(begin)

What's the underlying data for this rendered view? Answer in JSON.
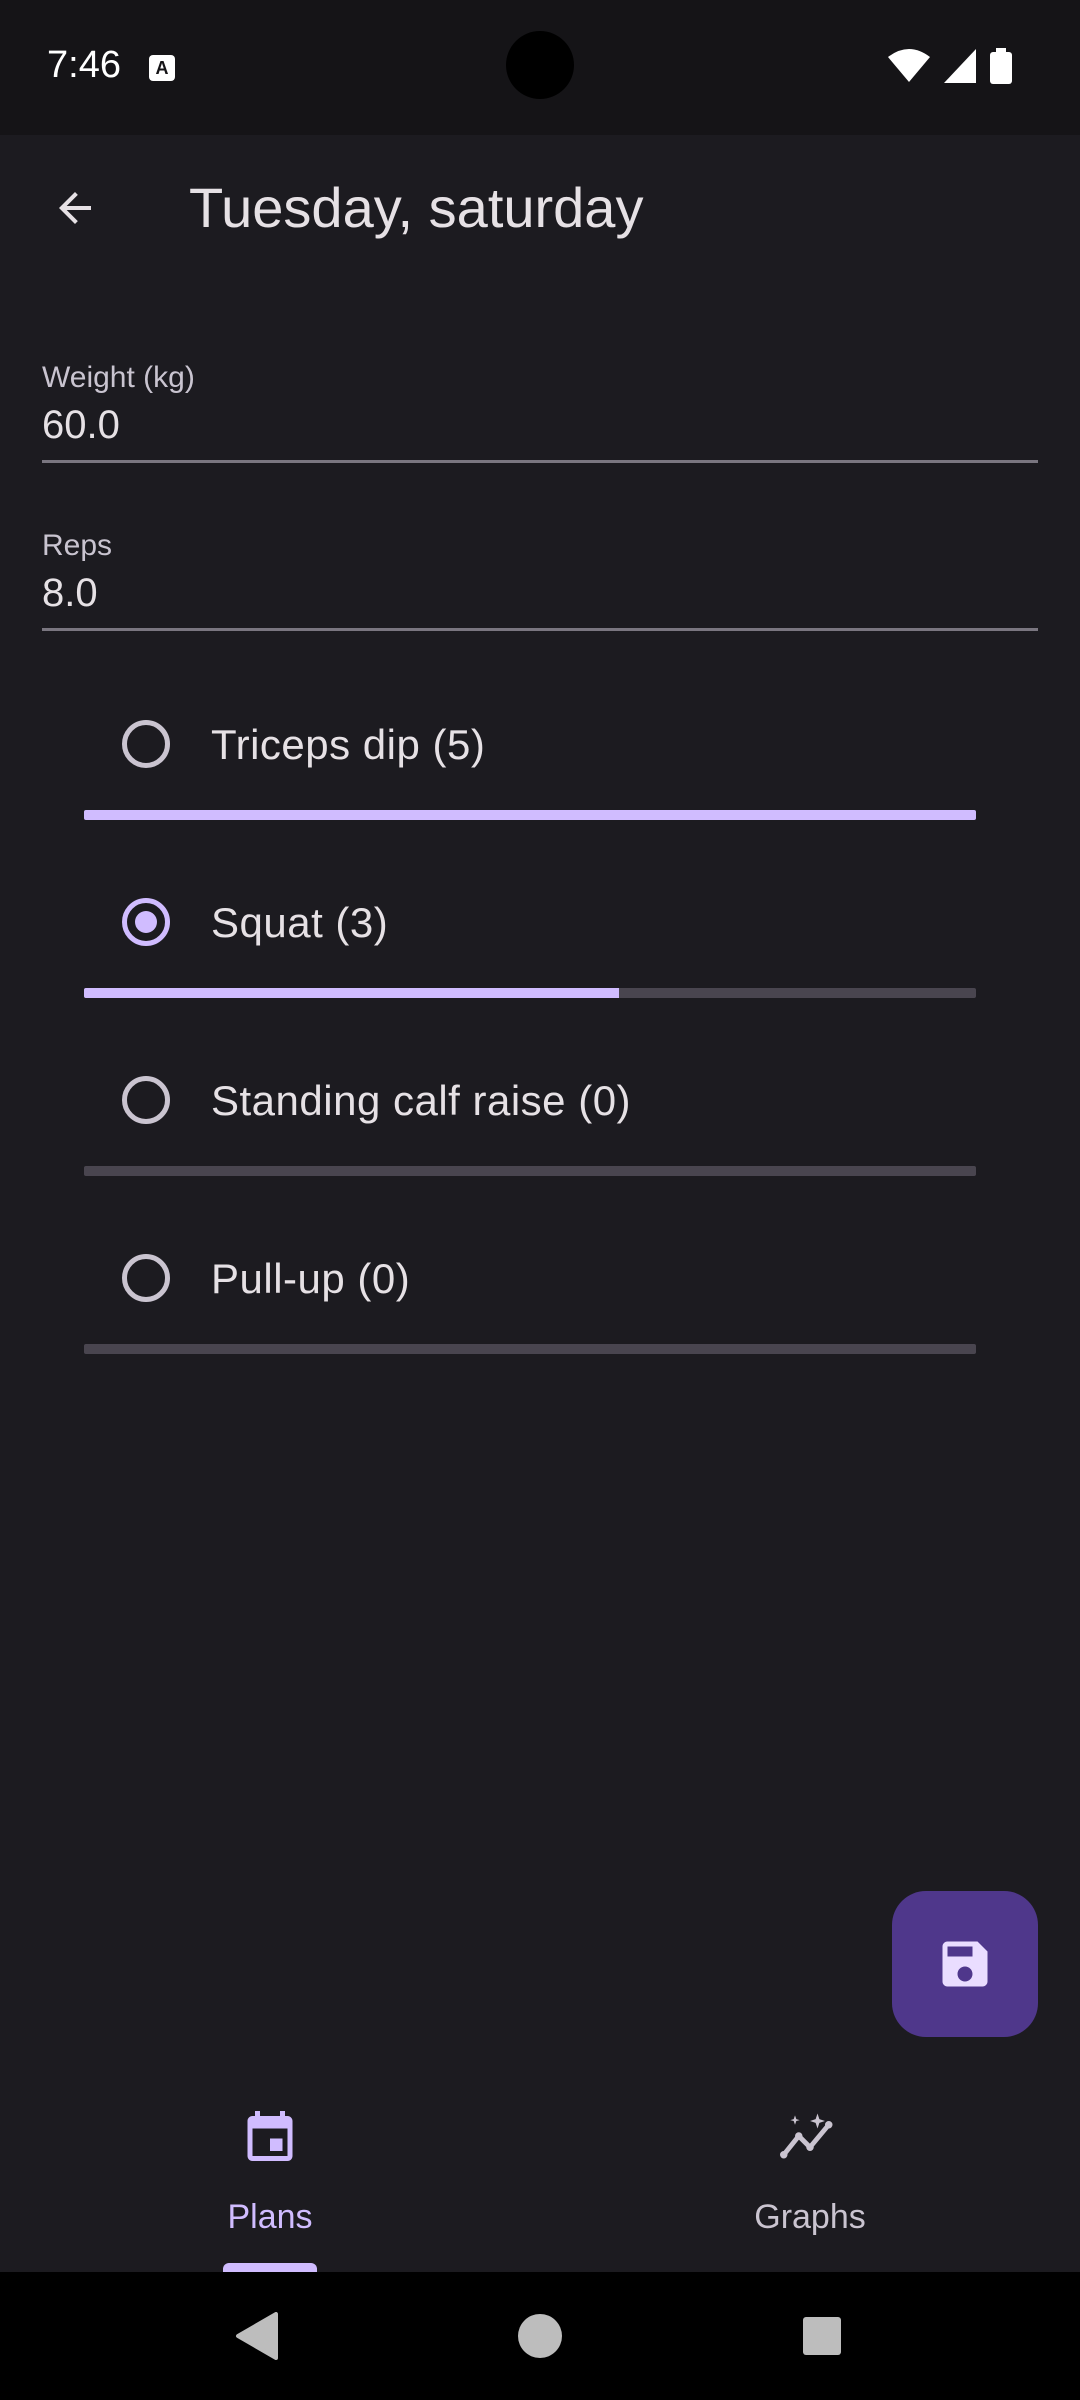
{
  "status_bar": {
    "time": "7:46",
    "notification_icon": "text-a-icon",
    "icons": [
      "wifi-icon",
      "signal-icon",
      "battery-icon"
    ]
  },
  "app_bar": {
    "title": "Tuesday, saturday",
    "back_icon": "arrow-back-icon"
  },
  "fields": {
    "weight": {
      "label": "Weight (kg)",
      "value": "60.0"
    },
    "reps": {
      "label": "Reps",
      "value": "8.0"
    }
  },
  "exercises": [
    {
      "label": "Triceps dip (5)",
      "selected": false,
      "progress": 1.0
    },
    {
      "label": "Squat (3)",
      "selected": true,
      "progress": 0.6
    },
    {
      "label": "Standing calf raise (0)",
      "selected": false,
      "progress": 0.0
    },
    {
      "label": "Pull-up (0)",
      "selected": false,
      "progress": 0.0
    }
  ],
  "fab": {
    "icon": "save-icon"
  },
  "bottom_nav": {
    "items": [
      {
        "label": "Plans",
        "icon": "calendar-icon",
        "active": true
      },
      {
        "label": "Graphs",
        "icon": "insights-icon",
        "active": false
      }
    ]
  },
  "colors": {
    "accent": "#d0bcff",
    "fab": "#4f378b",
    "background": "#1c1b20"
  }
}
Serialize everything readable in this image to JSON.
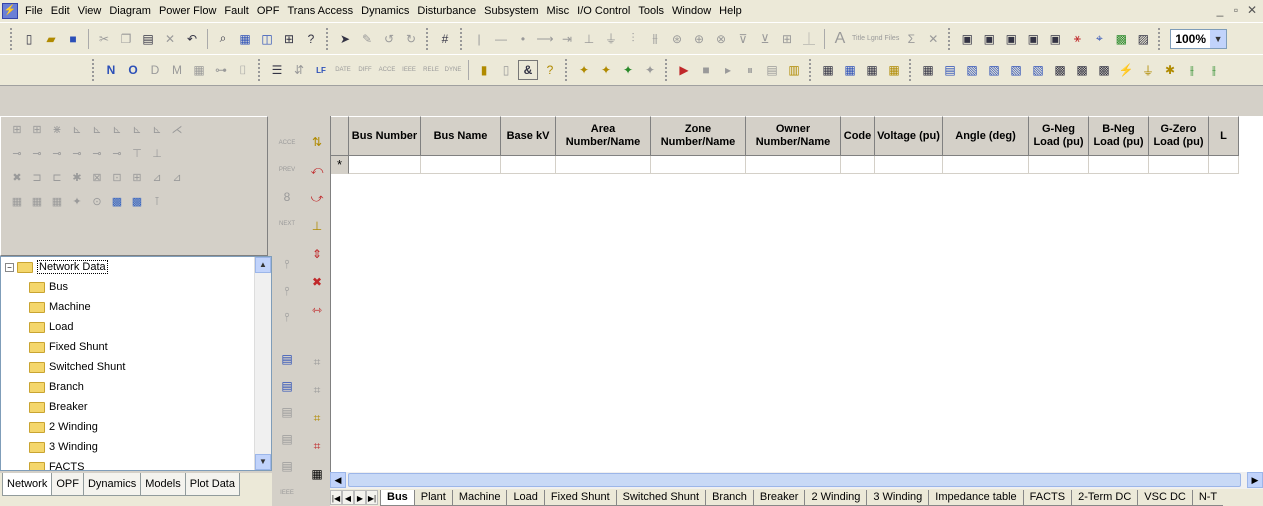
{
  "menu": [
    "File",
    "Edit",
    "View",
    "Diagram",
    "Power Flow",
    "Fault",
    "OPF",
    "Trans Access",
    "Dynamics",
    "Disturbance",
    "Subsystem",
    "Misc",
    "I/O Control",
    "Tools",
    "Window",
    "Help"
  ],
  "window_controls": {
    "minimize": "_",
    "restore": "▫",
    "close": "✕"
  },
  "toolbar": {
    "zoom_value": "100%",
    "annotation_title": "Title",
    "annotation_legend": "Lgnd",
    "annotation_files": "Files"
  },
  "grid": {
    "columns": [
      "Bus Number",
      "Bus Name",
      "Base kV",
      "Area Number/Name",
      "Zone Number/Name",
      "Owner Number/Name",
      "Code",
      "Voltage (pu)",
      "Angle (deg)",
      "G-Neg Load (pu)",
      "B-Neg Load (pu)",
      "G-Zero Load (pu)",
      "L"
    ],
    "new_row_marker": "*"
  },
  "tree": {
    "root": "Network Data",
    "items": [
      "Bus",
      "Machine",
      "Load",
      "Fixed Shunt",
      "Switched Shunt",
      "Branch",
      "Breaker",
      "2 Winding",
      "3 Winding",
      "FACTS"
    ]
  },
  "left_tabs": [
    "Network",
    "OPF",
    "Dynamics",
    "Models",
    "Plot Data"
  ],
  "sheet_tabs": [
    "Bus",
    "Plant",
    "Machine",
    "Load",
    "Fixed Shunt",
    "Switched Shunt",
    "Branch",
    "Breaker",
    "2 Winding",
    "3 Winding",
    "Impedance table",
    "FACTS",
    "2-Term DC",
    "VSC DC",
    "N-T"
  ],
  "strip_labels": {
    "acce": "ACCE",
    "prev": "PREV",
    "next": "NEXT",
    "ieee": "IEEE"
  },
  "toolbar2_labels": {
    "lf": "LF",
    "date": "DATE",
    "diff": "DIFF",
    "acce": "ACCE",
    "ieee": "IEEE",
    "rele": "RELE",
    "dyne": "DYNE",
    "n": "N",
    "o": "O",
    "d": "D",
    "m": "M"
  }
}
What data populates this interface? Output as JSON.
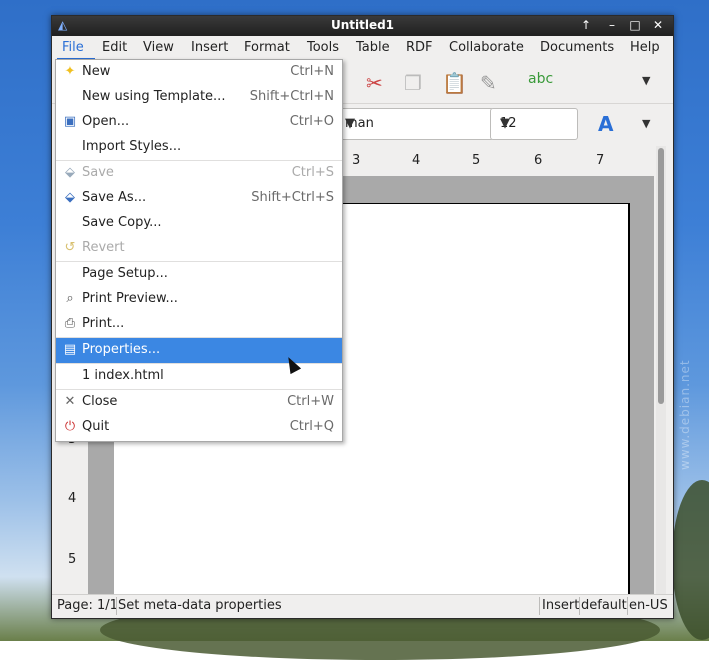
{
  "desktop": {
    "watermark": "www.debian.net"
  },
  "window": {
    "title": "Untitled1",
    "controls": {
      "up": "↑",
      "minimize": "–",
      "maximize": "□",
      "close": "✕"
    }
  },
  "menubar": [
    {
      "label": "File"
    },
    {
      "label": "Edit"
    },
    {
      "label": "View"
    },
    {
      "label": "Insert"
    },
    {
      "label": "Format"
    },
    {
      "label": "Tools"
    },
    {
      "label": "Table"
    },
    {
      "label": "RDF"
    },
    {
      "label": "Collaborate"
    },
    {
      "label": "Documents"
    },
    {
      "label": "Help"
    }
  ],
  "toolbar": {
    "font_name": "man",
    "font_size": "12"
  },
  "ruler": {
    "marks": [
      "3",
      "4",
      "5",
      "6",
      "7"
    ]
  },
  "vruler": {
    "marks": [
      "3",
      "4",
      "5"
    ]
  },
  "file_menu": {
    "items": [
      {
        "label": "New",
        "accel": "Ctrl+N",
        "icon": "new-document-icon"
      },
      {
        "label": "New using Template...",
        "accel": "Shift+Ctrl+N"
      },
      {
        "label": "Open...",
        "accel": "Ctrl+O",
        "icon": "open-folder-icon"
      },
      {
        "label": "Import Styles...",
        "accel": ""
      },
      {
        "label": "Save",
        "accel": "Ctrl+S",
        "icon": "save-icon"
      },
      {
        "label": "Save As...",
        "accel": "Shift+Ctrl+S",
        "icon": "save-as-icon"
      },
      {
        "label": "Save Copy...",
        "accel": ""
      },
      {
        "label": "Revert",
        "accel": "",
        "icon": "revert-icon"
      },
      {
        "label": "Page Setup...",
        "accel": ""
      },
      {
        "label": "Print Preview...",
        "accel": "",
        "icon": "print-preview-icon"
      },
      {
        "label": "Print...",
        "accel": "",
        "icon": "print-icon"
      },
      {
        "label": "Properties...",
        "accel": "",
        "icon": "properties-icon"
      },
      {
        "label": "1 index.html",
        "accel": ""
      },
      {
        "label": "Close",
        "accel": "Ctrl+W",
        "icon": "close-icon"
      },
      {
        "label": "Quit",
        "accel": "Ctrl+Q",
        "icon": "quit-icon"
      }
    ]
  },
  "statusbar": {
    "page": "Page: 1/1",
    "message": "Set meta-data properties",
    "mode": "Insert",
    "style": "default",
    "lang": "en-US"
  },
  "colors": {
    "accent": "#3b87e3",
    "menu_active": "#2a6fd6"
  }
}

(end)

■ **Prompt**: Search the data for the string "What". List each line that has it.

■ **Correct result**:
What's the underlying data for this rendered view? Answer in JSON.
What data populates this interface? Output as JSON.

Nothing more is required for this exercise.